The exercise >> Where does the string "unit" appear? Copy every line of the entries below that holds it.

Available data >>
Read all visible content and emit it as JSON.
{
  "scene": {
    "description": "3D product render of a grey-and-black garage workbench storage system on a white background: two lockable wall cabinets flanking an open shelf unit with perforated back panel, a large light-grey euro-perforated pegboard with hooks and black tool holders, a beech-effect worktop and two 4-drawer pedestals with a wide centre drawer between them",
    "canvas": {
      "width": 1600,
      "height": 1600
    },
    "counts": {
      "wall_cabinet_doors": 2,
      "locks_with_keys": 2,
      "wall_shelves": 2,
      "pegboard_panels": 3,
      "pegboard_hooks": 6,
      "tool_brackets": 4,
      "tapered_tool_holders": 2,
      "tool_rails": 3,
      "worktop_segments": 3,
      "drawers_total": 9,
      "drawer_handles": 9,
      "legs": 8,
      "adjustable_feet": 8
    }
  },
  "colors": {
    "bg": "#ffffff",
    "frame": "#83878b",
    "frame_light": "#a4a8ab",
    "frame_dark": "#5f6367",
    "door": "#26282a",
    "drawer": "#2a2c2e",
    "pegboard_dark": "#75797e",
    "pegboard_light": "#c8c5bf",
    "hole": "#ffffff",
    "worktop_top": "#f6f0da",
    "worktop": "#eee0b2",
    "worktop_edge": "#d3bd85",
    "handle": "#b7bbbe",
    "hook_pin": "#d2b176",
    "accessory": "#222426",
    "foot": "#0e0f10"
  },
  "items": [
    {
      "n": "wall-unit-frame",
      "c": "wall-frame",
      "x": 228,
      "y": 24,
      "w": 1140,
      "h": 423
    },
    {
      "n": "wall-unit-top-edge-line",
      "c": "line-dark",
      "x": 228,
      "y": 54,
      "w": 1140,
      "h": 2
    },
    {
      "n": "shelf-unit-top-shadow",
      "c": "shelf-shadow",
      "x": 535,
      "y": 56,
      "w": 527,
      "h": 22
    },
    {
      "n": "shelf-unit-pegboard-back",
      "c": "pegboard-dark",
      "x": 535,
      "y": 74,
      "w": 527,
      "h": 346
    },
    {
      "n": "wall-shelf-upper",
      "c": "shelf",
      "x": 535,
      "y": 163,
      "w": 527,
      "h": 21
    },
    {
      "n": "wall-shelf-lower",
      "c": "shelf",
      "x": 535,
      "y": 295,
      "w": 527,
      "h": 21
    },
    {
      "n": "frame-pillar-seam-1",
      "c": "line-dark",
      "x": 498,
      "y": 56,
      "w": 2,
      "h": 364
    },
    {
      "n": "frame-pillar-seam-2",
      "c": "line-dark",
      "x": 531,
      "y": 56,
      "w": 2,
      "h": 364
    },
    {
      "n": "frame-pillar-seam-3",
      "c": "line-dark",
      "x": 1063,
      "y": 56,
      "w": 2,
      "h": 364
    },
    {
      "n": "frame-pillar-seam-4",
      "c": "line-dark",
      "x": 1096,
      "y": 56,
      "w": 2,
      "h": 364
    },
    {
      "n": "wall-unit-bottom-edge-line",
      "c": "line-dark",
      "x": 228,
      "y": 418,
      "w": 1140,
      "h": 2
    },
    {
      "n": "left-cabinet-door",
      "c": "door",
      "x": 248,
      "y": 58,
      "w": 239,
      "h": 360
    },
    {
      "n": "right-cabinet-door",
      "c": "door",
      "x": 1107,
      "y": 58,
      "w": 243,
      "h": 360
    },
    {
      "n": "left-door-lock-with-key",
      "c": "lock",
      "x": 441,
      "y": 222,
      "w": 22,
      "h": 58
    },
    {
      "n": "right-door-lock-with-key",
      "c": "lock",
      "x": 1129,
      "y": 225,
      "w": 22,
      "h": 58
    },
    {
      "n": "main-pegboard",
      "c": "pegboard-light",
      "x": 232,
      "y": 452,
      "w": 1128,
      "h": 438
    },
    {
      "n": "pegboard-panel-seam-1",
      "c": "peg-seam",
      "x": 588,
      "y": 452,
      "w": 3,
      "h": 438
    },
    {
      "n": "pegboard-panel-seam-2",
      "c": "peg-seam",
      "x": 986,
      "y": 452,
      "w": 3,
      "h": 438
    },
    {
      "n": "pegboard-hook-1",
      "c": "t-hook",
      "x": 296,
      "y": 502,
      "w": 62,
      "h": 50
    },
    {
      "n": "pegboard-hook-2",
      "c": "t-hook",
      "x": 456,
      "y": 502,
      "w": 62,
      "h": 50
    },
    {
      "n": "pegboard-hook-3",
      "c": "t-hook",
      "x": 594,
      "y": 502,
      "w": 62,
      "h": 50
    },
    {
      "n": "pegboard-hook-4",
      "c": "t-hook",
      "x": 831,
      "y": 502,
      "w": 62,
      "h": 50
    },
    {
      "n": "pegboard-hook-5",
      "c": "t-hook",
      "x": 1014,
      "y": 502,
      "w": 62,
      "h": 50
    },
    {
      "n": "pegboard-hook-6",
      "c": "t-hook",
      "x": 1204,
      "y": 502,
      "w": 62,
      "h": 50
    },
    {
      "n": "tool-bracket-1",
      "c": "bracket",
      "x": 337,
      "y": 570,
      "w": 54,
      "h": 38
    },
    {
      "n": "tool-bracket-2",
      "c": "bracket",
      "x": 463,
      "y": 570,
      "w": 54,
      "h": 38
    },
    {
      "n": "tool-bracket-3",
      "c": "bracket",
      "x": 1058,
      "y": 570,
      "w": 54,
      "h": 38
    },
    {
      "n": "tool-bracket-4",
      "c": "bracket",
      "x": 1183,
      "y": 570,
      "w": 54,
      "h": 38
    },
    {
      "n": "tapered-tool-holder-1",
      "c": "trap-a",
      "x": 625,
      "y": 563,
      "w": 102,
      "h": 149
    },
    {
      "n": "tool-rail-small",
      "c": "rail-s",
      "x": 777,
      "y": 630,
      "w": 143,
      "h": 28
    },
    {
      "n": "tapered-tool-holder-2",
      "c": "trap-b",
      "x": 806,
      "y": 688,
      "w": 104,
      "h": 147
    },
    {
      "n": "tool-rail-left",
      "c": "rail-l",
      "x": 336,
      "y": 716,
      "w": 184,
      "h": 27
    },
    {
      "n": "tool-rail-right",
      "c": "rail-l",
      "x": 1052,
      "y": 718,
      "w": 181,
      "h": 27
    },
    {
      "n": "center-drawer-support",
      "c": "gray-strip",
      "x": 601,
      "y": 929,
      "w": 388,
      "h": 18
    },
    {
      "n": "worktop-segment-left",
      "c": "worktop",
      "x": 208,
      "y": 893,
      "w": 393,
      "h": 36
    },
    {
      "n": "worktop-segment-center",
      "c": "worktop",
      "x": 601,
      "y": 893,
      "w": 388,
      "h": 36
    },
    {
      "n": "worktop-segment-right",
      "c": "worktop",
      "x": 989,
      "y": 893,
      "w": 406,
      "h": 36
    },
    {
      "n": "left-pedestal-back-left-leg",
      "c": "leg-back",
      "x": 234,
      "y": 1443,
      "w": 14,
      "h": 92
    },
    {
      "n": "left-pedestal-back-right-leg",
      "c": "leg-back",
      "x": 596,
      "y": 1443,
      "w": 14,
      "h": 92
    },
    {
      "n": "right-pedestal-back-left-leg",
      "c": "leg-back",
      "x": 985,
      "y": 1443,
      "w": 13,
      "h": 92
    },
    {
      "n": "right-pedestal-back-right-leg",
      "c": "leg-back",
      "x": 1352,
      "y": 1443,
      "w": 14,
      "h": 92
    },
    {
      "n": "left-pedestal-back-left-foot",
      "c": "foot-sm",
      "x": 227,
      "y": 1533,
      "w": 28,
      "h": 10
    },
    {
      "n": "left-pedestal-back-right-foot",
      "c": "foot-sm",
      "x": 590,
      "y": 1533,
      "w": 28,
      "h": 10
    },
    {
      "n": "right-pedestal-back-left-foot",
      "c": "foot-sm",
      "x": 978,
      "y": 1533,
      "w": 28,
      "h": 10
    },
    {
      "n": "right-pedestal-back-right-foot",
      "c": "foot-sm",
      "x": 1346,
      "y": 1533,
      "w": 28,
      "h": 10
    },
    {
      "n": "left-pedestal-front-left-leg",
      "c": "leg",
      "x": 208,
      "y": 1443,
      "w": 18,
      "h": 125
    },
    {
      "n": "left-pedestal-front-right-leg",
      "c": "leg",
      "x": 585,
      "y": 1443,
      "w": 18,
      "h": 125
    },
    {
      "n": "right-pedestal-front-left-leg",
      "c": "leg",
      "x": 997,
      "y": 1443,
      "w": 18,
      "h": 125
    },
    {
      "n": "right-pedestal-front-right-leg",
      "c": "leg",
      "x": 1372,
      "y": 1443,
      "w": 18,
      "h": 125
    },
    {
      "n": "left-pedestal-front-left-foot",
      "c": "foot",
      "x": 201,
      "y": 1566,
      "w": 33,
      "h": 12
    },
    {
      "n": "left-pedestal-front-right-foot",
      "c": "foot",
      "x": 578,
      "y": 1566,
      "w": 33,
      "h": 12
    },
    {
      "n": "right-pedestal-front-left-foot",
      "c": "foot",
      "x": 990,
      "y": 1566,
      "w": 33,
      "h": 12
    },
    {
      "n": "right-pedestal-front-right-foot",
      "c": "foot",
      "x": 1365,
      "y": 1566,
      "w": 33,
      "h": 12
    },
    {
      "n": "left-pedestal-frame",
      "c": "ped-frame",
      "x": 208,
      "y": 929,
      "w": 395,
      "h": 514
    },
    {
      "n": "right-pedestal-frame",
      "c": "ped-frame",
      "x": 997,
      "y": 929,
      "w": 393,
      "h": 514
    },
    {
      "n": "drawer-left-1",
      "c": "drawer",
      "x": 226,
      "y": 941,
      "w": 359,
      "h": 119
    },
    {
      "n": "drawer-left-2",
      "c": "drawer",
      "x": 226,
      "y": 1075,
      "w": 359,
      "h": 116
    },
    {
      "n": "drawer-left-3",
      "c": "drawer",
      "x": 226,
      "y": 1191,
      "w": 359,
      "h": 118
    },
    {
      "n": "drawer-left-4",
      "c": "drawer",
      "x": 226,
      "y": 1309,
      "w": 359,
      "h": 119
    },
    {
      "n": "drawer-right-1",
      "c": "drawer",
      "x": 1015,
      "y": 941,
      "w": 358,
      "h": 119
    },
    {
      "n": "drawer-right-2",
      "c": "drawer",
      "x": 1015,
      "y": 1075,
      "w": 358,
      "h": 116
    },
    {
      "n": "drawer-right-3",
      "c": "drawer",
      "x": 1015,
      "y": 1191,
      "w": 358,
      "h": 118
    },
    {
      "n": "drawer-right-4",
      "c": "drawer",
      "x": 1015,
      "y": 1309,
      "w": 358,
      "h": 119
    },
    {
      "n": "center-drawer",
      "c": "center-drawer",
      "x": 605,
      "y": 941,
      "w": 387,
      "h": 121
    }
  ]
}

Task output >>
    "description": "3D product render of a grey-and-black garage workbench storage system on a white background: two lockable wall cabinets flanking an open shelf unit with perforated back panel, a large light-grey euro-perforated pegboard with hooks and black tool holders, a beech-effect worktop and two 4-drawer pedestals with a wide centre drawer between them",
      "n": "wall-unit-frame",
      "n": "wall-unit-top-edge-line",
      "n": "shelf-unit-top-shadow",
      "n": "shelf-unit-pegboard-back",
      "n": "wall-unit-bottom-edge-line",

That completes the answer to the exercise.